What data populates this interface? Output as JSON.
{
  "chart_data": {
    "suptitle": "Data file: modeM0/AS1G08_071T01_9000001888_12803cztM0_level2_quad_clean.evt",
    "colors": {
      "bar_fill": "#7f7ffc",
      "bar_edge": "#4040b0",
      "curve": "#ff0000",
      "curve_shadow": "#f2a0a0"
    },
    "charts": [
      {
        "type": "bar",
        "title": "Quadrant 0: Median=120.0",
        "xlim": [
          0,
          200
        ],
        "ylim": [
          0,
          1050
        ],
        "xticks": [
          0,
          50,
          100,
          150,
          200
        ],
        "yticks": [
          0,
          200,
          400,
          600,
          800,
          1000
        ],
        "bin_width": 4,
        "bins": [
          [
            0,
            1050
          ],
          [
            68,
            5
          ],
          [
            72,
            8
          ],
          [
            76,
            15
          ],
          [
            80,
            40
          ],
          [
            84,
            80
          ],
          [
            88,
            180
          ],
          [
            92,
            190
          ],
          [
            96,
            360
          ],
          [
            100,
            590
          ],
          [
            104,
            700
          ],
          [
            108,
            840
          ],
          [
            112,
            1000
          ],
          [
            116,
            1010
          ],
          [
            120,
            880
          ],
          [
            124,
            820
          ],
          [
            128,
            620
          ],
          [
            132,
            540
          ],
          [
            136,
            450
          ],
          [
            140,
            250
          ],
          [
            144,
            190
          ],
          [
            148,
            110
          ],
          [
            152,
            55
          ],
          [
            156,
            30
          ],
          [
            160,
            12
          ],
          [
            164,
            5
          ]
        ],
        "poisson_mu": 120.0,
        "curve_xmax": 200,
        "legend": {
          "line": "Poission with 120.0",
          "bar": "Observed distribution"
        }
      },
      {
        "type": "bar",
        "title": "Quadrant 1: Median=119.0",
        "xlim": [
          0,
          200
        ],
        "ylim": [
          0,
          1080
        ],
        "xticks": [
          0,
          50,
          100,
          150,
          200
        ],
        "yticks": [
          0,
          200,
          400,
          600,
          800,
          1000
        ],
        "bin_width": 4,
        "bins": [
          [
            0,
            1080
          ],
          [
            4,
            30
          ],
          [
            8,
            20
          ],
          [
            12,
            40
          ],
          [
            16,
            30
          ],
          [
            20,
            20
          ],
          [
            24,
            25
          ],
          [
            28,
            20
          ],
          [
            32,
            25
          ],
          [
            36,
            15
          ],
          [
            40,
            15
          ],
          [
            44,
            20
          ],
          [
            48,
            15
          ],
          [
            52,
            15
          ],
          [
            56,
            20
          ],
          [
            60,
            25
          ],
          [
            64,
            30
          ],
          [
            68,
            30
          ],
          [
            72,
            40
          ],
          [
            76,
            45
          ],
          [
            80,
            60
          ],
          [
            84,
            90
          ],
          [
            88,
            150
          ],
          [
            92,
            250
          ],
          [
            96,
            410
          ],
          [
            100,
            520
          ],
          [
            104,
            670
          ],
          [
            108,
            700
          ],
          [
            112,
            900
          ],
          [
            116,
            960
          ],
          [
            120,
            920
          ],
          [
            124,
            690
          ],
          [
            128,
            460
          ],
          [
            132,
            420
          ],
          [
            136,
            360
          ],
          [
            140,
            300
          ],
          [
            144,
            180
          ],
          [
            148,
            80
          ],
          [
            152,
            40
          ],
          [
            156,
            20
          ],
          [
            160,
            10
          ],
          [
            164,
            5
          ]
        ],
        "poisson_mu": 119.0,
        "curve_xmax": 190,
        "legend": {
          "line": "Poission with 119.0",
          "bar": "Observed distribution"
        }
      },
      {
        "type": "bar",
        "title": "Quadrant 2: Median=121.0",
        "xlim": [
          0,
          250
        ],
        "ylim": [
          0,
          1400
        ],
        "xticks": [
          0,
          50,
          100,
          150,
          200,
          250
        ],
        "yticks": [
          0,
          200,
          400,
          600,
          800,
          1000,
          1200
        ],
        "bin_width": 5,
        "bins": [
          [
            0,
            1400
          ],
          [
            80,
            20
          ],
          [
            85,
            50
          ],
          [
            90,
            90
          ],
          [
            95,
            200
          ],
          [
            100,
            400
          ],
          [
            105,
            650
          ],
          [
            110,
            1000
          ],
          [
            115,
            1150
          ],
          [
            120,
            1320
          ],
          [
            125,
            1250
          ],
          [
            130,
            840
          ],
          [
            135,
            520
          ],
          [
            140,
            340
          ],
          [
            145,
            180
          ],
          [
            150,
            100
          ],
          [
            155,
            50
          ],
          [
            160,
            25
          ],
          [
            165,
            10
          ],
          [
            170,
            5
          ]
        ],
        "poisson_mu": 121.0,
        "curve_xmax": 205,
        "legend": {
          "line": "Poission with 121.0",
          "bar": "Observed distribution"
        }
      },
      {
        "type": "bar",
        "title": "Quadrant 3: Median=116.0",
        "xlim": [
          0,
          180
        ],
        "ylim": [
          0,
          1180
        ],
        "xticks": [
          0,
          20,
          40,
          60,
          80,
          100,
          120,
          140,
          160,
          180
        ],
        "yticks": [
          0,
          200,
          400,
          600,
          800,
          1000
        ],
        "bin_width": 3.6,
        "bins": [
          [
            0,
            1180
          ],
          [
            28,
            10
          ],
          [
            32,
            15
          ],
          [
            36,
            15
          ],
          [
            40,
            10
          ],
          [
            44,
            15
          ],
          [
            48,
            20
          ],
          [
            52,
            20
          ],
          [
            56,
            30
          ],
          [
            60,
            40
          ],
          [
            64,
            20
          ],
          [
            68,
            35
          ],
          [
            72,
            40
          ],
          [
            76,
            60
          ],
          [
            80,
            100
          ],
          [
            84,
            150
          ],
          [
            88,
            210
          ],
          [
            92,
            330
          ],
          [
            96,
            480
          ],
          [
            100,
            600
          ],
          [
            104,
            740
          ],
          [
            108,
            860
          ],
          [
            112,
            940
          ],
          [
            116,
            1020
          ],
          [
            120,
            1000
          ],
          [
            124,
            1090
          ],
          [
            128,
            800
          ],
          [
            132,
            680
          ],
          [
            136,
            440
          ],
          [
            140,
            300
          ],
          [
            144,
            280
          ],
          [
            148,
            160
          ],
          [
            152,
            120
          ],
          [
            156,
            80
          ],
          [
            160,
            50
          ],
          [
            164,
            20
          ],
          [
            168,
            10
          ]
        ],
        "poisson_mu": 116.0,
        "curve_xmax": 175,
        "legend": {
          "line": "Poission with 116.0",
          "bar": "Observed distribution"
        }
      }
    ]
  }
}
----
**To do**
Take the lines above and print them exactly.

**Correct result**
What data populates this interface? Output as JSON.
{
  "chart_data": {
    "suptitle": "Data file: modeM0/AS1G08_071T01_9000001888_12803cztM0_level2_quad_clean.evt",
    "colors": {
      "bar_fill": "#7f7ffc",
      "bar_edge": "#4040b0",
      "curve": "#ff0000",
      "curve_shadow": "#f2a0a0"
    },
    "charts": [
      {
        "type": "bar",
        "title": "Quadrant 0: Median=120.0",
        "xlim": [
          0,
          200
        ],
        "ylim": [
          0,
          1050
        ],
        "xticks": [
          0,
          50,
          100,
          150,
          200
        ],
        "yticks": [
          0,
          200,
          400,
          600,
          800,
          1000
        ],
        "bin_width": 4,
        "bins": [
          [
            0,
            1050
          ],
          [
            68,
            5
          ],
          [
            72,
            8
          ],
          [
            76,
            15
          ],
          [
            80,
            40
          ],
          [
            84,
            80
          ],
          [
            88,
            180
          ],
          [
            92,
            190
          ],
          [
            96,
            360
          ],
          [
            100,
            590
          ],
          [
            104,
            700
          ],
          [
            108,
            840
          ],
          [
            112,
            1000
          ],
          [
            116,
            1010
          ],
          [
            120,
            880
          ],
          [
            124,
            820
          ],
          [
            128,
            620
          ],
          [
            132,
            540
          ],
          [
            136,
            450
          ],
          [
            140,
            250
          ],
          [
            144,
            190
          ],
          [
            148,
            110
          ],
          [
            152,
            55
          ],
          [
            156,
            30
          ],
          [
            160,
            12
          ],
          [
            164,
            5
          ]
        ],
        "poisson_mu": 120.0,
        "curve_xmax": 200,
        "legend": {
          "line": "Poission with 120.0",
          "bar": "Observed distribution"
        }
      },
      {
        "type": "bar",
        "title": "Quadrant 1: Median=119.0",
        "xlim": [
          0,
          200
        ],
        "ylim": [
          0,
          1080
        ],
        "xticks": [
          0,
          50,
          100,
          150,
          200
        ],
        "yticks": [
          0,
          200,
          400,
          600,
          800,
          1000
        ],
        "bin_width": 4,
        "bins": [
          [
            0,
            1080
          ],
          [
            4,
            30
          ],
          [
            8,
            20
          ],
          [
            12,
            40
          ],
          [
            16,
            30
          ],
          [
            20,
            20
          ],
          [
            24,
            25
          ],
          [
            28,
            20
          ],
          [
            32,
            25
          ],
          [
            36,
            15
          ],
          [
            40,
            15
          ],
          [
            44,
            20
          ],
          [
            48,
            15
          ],
          [
            52,
            15
          ],
          [
            56,
            20
          ],
          [
            60,
            25
          ],
          [
            64,
            30
          ],
          [
            68,
            30
          ],
          [
            72,
            40
          ],
          [
            76,
            45
          ],
          [
            80,
            60
          ],
          [
            84,
            90
          ],
          [
            88,
            150
          ],
          [
            92,
            250
          ],
          [
            96,
            410
          ],
          [
            100,
            520
          ],
          [
            104,
            670
          ],
          [
            108,
            700
          ],
          [
            112,
            900
          ],
          [
            116,
            960
          ],
          [
            120,
            920
          ],
          [
            124,
            690
          ],
          [
            128,
            460
          ],
          [
            132,
            420
          ],
          [
            136,
            360
          ],
          [
            140,
            300
          ],
          [
            144,
            180
          ],
          [
            148,
            80
          ],
          [
            152,
            40
          ],
          [
            156,
            20
          ],
          [
            160,
            10
          ],
          [
            164,
            5
          ]
        ],
        "poisson_mu": 119.0,
        "curve_xmax": 190,
        "legend": {
          "line": "Poission with 119.0",
          "bar": "Observed distribution"
        }
      },
      {
        "type": "bar",
        "title": "Quadrant 2: Median=121.0",
        "xlim": [
          0,
          250
        ],
        "ylim": [
          0,
          1400
        ],
        "xticks": [
          0,
          50,
          100,
          150,
          200,
          250
        ],
        "yticks": [
          0,
          200,
          400,
          600,
          800,
          1000,
          1200
        ],
        "bin_width": 5,
        "bins": [
          [
            0,
            1400
          ],
          [
            80,
            20
          ],
          [
            85,
            50
          ],
          [
            90,
            90
          ],
          [
            95,
            200
          ],
          [
            100,
            400
          ],
          [
            105,
            650
          ],
          [
            110,
            1000
          ],
          [
            115,
            1150
          ],
          [
            120,
            1320
          ],
          [
            125,
            1250
          ],
          [
            130,
            840
          ],
          [
            135,
            520
          ],
          [
            140,
            340
          ],
          [
            145,
            180
          ],
          [
            150,
            100
          ],
          [
            155,
            50
          ],
          [
            160,
            25
          ],
          [
            165,
            10
          ],
          [
            170,
            5
          ]
        ],
        "poisson_mu": 121.0,
        "curve_xmax": 205,
        "legend": {
          "line": "Poission with 121.0",
          "bar": "Observed distribution"
        }
      },
      {
        "type": "bar",
        "title": "Quadrant 3: Median=116.0",
        "xlim": [
          0,
          180
        ],
        "ylim": [
          0,
          1180
        ],
        "xticks": [
          0,
          20,
          40,
          60,
          80,
          100,
          120,
          140,
          160,
          180
        ],
        "yticks": [
          0,
          200,
          400,
          600,
          800,
          1000
        ],
        "bin_width": 3.6,
        "bins": [
          [
            0,
            1180
          ],
          [
            28,
            10
          ],
          [
            32,
            15
          ],
          [
            36,
            15
          ],
          [
            40,
            10
          ],
          [
            44,
            15
          ],
          [
            48,
            20
          ],
          [
            52,
            20
          ],
          [
            56,
            30
          ],
          [
            60,
            40
          ],
          [
            64,
            20
          ],
          [
            68,
            35
          ],
          [
            72,
            40
          ],
          [
            76,
            60
          ],
          [
            80,
            100
          ],
          [
            84,
            150
          ],
          [
            88,
            210
          ],
          [
            92,
            330
          ],
          [
            96,
            480
          ],
          [
            100,
            600
          ],
          [
            104,
            740
          ],
          [
            108,
            860
          ],
          [
            112,
            940
          ],
          [
            116,
            1020
          ],
          [
            120,
            1000
          ],
          [
            124,
            1090
          ],
          [
            128,
            800
          ],
          [
            132,
            680
          ],
          [
            136,
            440
          ],
          [
            140,
            300
          ],
          [
            144,
            280
          ],
          [
            148,
            160
          ],
          [
            152,
            120
          ],
          [
            156,
            80
          ],
          [
            160,
            50
          ],
          [
            164,
            20
          ],
          [
            168,
            10
          ]
        ],
        "poisson_mu": 116.0,
        "curve_xmax": 175,
        "legend": {
          "line": "Poission with 116.0",
          "bar": "Observed distribution"
        }
      }
    ]
  }
}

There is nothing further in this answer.